EXERCISE AIM | Omit all images. Write out the rest of the material exactly.

EXCERPTED RECORDS |
-- -- --

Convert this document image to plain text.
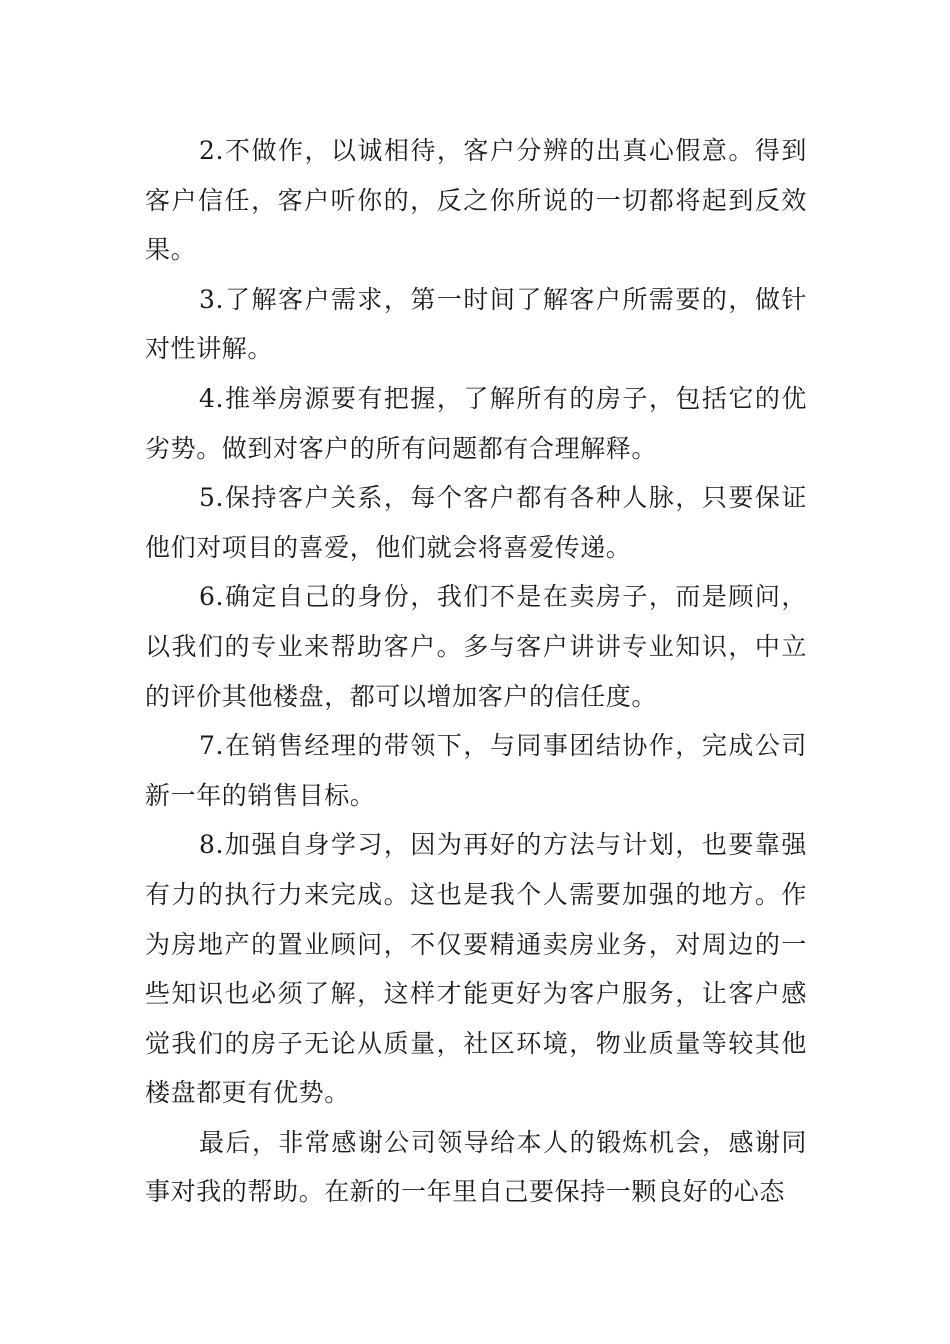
2.不做作，以诚相待，客户分辨的出真心假意。得到客户信任，客户听你的，反之你所说的一切都将起到反效果。

3.了解客户需求，第一时间了解客户所需要的，做针对性讲解。

4.推举房源要有把握，了解所有的房子，包括它的优劣势。做到对客户的所有问题都有合理解释。

5.保持客户关系，每个客户都有各种人脉，只要保证他们对项目的喜爱，他们就会将喜爱传递。

6.确定自己的身份，我们不是在卖房子，而是顾问，以我们的专业来帮助客户。多与客户讲讲专业知识，中立的评价其他楼盘，都可以增加客户的信任度。

7.在销售经理的带领下，与同事团结协作，完成公司新一年的销售目标。

8.加强自身学习，因为再好的方法与计划，也要靠强有力的执行力来完成。这也是我个人需要加强的地方。作为房地产的置业顾问，不仅要精通卖房业务，对周边的一些知识也必须了解，这样才能更好为客户服务，让客户感觉我们的房子无论从质量，社区环境，物业质量等较其他楼盘都更有优势。

最后，非常感谢公司领导给本人的锻炼机会，感谢同事对我的帮助。在新的一年里自己要保持一颗良好的心态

-- -- --

FULL SOLUTION |
Convert this document image to plain text.
2.不做作，以诚相待，客户分辨的出真心假意。得到客户信任，客户听你的，反之你所说的一切都将起到反效果。

3.了解客户需求，第一时间了解客户所需要的，做针对性讲解。

4.推举房源要有把握，了解所有的房子，包括它的优劣势。做到对客户的所有问题都有合理解释。

5.保持客户关系，每个客户都有各种人脉，只要保证他们对项目的喜爱，他们就会将喜爱传递。

6.确定自己的身份，我们不是在卖房子，而是顾问，以我们的专业来帮助客户。多与客户讲讲专业知识，中立的评价其他楼盘，都可以增加客户的信任度。

7.在销售经理的带领下，与同事团结协作，完成公司新一年的销售目标。

8.加强自身学习，因为再好的方法与计划，也要靠强有力的执行力来完成。这也是我个人需要加强的地方。作为房地产的置业顾问，不仅要精通卖房业务，对周边的一些知识也必须了解，这样才能更好为客户服务，让客户感觉我们的房子无论从质量，社区环境，物业质量等较其他楼盘都更有优势。

最后，非常感谢公司领导给本人的锻炼机会，感谢同事对我的帮助。在新的一年里自己要保持一颗良好的心态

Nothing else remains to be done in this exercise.